▶ TASK DESCRIPTION
Below are the records; collect from them each line containing the string "nMilliard".

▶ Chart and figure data
▽
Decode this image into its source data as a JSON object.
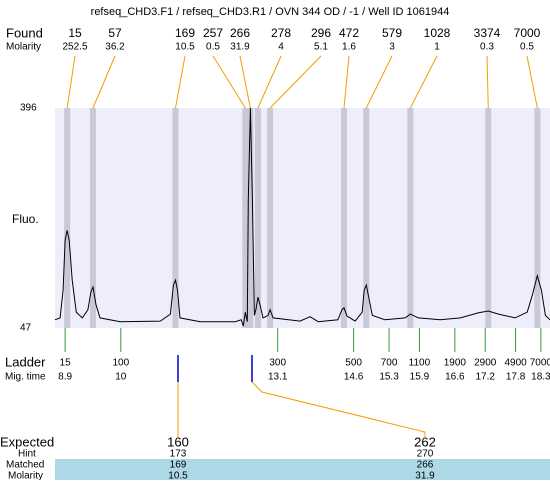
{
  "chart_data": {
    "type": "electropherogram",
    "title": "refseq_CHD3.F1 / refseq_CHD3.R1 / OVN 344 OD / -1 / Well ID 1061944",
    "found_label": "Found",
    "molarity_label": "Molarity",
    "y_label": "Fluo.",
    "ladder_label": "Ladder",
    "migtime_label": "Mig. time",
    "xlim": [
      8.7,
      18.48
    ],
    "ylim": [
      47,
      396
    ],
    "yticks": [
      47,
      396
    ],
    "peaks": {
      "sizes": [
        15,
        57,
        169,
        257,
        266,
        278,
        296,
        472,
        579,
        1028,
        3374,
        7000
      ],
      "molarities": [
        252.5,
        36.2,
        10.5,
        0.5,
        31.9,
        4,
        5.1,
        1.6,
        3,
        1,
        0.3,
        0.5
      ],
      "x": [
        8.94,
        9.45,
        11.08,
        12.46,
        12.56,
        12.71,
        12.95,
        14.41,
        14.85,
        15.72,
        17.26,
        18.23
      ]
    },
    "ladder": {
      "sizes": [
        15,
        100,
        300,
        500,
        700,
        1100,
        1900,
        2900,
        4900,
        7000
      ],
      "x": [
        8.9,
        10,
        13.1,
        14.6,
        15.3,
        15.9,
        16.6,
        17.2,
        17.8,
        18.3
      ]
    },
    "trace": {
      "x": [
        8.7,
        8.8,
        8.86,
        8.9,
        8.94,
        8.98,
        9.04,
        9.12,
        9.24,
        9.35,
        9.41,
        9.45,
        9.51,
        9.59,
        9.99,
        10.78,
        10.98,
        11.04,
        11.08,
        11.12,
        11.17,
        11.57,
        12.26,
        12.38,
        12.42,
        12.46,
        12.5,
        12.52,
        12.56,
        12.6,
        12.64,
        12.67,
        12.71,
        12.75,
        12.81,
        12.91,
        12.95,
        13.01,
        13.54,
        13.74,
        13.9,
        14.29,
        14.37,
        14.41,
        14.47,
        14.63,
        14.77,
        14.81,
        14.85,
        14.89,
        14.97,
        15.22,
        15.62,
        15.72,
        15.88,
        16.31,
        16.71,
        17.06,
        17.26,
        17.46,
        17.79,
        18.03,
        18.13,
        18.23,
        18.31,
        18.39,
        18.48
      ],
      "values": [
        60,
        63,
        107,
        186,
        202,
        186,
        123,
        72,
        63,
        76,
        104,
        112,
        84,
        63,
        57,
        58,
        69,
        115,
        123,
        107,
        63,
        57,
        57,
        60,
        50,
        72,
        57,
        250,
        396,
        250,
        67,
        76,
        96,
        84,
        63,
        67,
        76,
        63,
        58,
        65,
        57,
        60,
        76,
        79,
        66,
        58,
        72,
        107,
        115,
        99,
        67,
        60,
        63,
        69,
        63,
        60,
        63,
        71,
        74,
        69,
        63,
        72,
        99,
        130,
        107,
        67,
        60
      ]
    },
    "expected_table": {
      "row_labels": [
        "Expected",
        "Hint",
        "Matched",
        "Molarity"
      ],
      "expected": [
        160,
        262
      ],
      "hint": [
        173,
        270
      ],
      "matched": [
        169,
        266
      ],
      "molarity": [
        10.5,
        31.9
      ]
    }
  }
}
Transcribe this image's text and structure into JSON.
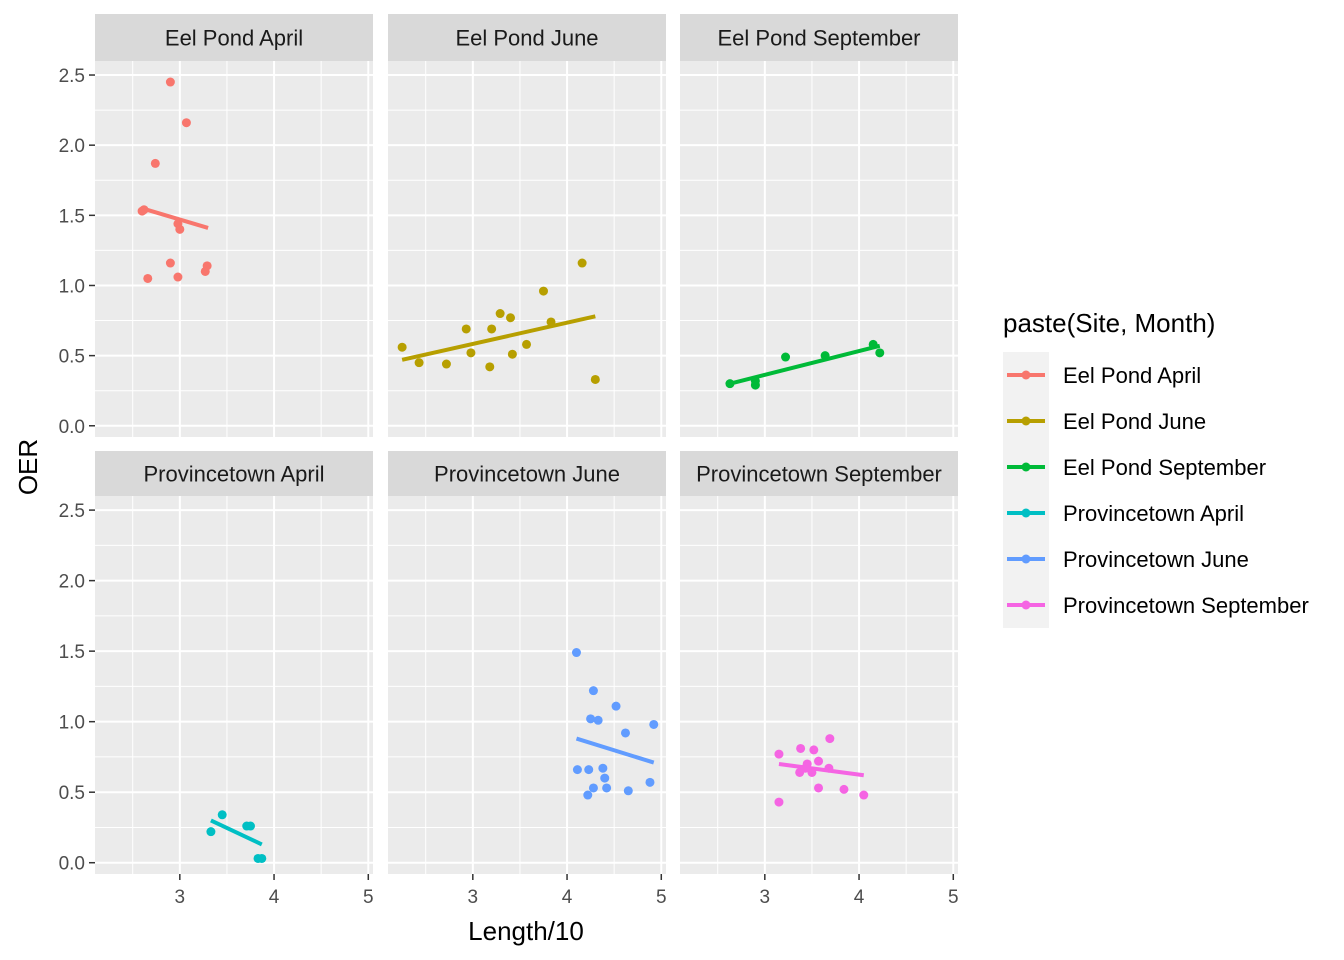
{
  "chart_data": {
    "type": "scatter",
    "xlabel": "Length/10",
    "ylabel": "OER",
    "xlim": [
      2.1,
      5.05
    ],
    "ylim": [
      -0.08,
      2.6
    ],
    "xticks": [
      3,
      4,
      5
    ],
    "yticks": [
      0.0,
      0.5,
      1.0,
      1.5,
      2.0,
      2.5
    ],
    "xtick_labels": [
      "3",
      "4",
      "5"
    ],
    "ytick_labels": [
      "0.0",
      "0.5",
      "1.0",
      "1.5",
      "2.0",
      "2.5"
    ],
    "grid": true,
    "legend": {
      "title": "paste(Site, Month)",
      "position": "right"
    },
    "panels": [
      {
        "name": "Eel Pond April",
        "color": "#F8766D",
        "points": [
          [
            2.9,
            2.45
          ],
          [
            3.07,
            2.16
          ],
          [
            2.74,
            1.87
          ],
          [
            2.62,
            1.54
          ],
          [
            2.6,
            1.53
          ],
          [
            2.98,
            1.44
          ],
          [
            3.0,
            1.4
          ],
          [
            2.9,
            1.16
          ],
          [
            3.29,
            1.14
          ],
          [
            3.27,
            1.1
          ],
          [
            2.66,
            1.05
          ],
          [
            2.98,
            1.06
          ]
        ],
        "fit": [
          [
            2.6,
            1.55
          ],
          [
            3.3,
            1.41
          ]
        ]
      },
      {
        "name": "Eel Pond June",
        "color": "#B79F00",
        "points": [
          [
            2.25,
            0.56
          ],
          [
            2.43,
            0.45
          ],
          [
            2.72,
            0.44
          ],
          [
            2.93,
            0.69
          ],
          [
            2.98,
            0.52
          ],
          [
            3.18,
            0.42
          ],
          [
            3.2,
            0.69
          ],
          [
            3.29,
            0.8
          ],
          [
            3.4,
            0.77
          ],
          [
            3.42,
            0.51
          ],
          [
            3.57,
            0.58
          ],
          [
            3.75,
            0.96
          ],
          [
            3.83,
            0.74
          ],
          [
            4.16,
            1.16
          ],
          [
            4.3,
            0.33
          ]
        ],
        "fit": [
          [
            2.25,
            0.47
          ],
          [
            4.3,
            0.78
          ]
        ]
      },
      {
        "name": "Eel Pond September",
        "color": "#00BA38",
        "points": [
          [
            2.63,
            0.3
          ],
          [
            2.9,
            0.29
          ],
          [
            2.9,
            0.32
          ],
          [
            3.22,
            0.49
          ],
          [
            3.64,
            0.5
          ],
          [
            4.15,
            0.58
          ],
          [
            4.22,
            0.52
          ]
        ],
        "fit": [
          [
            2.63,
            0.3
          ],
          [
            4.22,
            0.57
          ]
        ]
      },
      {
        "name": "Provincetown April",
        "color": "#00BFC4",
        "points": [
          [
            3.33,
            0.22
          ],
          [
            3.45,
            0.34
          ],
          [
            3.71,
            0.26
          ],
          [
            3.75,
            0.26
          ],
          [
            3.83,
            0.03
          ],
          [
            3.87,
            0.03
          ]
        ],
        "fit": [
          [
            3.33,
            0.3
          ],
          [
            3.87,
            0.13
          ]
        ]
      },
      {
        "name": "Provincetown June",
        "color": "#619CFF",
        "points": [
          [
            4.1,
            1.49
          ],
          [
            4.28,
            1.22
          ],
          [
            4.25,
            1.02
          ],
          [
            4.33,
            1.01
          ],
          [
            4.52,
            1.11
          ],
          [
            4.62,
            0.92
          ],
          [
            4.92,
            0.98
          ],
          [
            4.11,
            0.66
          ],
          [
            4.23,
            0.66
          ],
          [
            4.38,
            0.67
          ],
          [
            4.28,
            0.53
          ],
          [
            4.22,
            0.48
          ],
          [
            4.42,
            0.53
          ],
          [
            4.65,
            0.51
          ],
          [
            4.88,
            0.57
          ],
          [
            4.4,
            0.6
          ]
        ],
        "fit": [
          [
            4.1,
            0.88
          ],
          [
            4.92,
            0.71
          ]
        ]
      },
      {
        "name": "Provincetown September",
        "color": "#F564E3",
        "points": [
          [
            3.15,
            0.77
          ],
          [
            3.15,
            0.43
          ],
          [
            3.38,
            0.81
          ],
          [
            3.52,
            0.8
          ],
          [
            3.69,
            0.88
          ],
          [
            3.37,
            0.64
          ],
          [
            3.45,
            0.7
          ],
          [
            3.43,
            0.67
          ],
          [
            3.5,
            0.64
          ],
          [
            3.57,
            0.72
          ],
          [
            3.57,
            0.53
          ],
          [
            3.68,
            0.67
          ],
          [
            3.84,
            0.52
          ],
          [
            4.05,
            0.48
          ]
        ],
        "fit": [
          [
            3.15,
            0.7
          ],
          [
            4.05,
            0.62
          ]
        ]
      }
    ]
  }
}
△
▽
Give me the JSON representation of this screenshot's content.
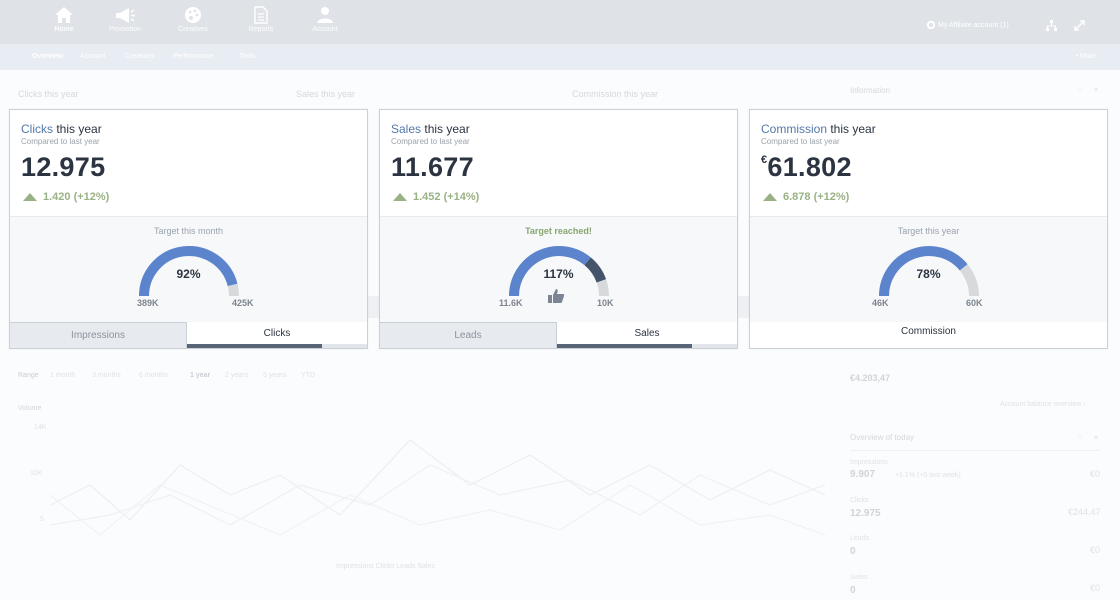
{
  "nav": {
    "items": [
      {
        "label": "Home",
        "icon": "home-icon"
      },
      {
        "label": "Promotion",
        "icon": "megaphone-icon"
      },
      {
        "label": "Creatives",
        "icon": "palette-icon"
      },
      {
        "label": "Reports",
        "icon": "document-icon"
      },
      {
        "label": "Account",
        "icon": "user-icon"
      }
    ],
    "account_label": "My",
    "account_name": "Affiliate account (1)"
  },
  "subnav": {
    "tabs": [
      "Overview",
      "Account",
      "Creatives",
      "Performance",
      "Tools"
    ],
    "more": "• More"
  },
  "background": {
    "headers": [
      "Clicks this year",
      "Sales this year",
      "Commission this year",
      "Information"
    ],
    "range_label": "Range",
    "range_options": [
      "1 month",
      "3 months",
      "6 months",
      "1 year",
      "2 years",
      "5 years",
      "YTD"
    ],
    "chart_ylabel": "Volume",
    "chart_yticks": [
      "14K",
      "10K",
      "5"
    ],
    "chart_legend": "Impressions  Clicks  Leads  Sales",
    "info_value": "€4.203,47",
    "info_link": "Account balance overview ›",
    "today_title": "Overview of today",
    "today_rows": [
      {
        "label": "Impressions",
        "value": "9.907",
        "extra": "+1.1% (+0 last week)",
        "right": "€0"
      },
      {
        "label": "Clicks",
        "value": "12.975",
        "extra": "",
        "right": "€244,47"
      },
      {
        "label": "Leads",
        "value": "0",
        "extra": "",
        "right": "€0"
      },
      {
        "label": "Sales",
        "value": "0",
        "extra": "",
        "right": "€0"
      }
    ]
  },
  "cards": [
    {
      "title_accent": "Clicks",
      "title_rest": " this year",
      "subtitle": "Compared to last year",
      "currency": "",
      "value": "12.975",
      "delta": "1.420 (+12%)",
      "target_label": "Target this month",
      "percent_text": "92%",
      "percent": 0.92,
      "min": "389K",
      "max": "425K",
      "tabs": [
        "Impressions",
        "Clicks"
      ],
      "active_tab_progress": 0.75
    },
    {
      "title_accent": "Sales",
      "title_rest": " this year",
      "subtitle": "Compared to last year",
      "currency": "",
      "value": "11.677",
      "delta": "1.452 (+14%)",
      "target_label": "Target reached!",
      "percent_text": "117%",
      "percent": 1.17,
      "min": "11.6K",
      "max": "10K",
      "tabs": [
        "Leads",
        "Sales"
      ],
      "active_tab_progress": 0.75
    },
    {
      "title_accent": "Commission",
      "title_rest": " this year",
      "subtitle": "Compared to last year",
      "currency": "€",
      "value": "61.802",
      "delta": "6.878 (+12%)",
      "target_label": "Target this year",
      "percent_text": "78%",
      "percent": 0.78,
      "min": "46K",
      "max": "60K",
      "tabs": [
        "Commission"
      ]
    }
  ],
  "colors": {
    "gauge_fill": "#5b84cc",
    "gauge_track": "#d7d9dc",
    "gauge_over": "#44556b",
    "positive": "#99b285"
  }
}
△
▽
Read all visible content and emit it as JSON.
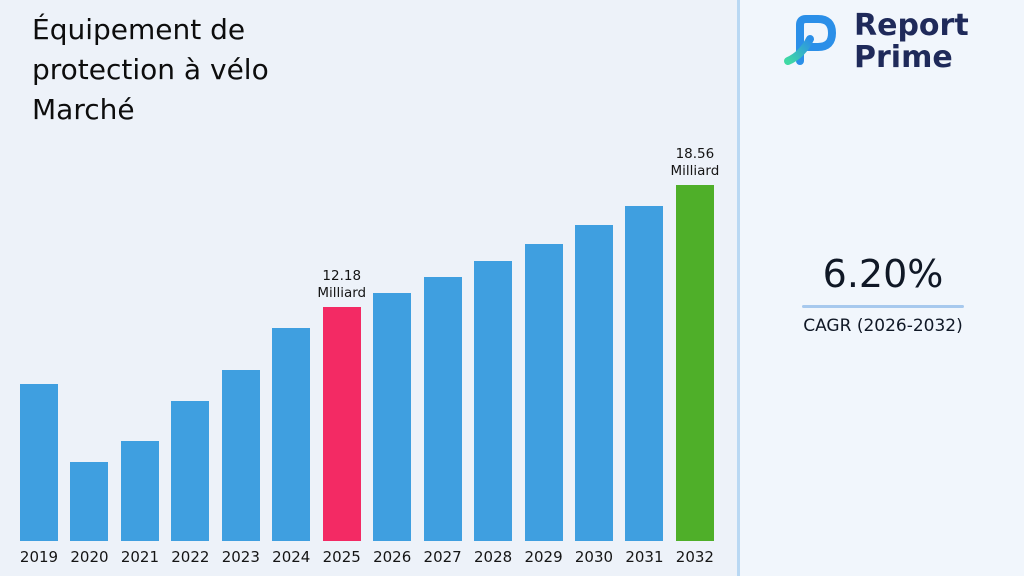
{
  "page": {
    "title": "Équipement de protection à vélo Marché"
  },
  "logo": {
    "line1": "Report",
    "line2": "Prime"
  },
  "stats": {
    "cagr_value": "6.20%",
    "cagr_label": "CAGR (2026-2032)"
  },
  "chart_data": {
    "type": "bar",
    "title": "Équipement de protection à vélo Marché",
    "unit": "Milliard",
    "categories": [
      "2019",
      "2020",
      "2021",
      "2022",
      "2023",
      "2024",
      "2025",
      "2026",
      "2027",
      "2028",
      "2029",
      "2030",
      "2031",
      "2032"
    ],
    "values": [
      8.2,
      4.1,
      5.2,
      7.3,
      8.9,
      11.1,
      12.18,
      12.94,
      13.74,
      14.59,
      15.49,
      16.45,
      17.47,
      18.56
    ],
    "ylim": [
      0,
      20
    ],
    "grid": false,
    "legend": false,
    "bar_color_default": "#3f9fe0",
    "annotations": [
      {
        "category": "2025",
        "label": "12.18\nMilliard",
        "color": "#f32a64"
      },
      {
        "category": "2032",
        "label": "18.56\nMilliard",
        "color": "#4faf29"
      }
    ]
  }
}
△
▶ REPLY
        "label": "12.18\nMilliard",
        "label": "18.56\nMilliard",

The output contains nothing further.